→ **PASSAGE FOR REVIEW**
::::
The 1947 Victorian Football Association season was the 66th season of the Australian rules football competition. The premiership was won by the Port Melbourne Football Club, which defeated Sandringham by 31 points in the Grand Final on 4 October. It was the sixth premiership in the club's history.

== Premiership ==
The home-and-home season was played over twenty-two matches, before the top four clubs contested a finals series under the Page–McIntyre system to determine the premiers for the season.
::::
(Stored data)
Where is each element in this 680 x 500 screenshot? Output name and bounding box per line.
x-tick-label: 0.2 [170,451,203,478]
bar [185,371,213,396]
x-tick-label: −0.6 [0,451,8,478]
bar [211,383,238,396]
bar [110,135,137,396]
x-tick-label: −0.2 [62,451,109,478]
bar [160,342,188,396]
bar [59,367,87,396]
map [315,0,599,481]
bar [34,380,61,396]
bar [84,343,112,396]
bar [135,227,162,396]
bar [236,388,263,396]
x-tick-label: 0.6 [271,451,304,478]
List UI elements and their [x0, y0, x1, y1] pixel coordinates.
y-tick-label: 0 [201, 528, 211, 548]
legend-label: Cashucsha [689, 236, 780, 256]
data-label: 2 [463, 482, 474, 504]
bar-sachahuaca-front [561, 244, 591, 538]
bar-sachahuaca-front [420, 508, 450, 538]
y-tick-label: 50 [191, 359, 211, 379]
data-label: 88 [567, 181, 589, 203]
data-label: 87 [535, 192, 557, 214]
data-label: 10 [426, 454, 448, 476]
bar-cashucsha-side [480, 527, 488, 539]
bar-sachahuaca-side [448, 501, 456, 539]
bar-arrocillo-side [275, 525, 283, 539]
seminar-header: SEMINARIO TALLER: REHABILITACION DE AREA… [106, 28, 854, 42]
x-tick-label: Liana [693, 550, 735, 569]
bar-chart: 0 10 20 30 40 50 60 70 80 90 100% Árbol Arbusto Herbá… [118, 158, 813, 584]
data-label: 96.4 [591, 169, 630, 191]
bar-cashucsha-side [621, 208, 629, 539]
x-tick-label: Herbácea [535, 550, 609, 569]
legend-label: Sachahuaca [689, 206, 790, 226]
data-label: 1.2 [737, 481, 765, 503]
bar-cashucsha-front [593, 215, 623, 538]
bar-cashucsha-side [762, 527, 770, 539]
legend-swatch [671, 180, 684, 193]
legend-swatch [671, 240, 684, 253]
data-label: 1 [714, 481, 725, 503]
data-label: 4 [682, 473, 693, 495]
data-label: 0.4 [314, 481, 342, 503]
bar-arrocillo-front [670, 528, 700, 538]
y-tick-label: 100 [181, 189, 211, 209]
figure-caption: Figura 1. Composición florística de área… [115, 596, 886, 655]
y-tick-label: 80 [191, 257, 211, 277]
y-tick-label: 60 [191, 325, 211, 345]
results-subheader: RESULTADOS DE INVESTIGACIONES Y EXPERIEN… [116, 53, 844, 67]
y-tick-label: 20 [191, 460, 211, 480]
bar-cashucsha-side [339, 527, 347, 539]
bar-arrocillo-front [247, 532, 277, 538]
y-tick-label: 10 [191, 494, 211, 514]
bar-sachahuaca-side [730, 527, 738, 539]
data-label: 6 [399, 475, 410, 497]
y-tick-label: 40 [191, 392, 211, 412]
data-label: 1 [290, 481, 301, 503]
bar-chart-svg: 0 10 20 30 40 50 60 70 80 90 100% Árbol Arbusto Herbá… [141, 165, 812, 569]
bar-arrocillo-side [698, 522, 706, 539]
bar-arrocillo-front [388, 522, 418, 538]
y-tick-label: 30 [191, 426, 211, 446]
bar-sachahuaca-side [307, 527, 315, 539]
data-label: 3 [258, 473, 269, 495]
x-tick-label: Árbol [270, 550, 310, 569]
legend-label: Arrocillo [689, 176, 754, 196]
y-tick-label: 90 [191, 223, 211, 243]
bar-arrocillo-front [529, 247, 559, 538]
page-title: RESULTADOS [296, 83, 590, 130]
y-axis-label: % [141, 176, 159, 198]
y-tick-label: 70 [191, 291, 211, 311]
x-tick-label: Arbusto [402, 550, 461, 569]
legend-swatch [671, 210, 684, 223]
::::
→ **TO DO**
A: Reproduce the part of the 1947 season text between "The 1947 Victorian" and "the club's history.", inclusive.
B: In the 1947 season text, list every number written out in words rather than digits.
C: Extend the text on the 1947 Victorian Football Association season, picking up after its final sentence.

→ **ANSWER LIST**
A:
The 1947 Victorian Football Association season was the 66th season of the Australian rules football competition. The premiership was won by the Port Melbourne Football Club, which defeated Sandringham by 31 points in the Grand Final on 4 October. It was the sixth premiership in the club's history.

B: sixth, twenty-two, four

C:
=== Ladder ===

1947 VFA ladder
| Pos | Team | Pld | W | L | D | PF | PA | PP | Pts |
|---|---|---|---|---|---|---|---|---|---|
| 1 | Port Melbourne (P) | 22 | 16 | 5 | 1 | 2512 | 2109 | 119.1 | 66 |
| 2 | Williamstown | 22 | 16 | 6 | 0 | 2326 | 2047 | 113.6 | 64 |
| 3 | Sandringham | 22 | 15 | 7 | 0 | 2279 | 2015 | 113.1 | 60 |
| 4 | Prahran | 22 | 14 | 7 | 1 | 2420 | 2181 | 111.0 | 58 |
| 5 | Brighton | 22 | 13 | 9 | 0 | 2693 | 2359 | 114.2 | 52 |
| 6 | Brunswick | 22 | 12 | 9 | 1 | 2693 | 2359 | 114.2 | 50 |
| 7 | Camberwell | 22 | 10 | 12 | 0 | 2220 | 2263 | 98.1 | 40 |
| 8 | Oakleigh | 22 | 8 | 13 | 1 | 2136 | 2341 | 91.2 | 34 |
| 9 | Coburg | 22 | 7 | 14 | 1 | 2052 | 2238 | 91.7 | 30 |
| 10 | Preston | 22 | 7 | 14 | 1 | 1962 | 2183 | 89.9 | 30 |
| 11 | Yarraville | 22 | 7 | 15 | 0 | 2237 | 2608 | 85.8 | 28 |
| 12 | Northcote | 22 | 4 | 18 | 0 | 1728 | 2263 | 76.4 | 16 |

== Awards ==
- The leading goalkicker for the season was Bill Findlay (Port Melbourne), who kicked 100 goals in the home-and-home season and 107 goals overall. Douglas (Brighton) finished level with Findlay on 100 goals after the home-and-home season, but did not participate in finals.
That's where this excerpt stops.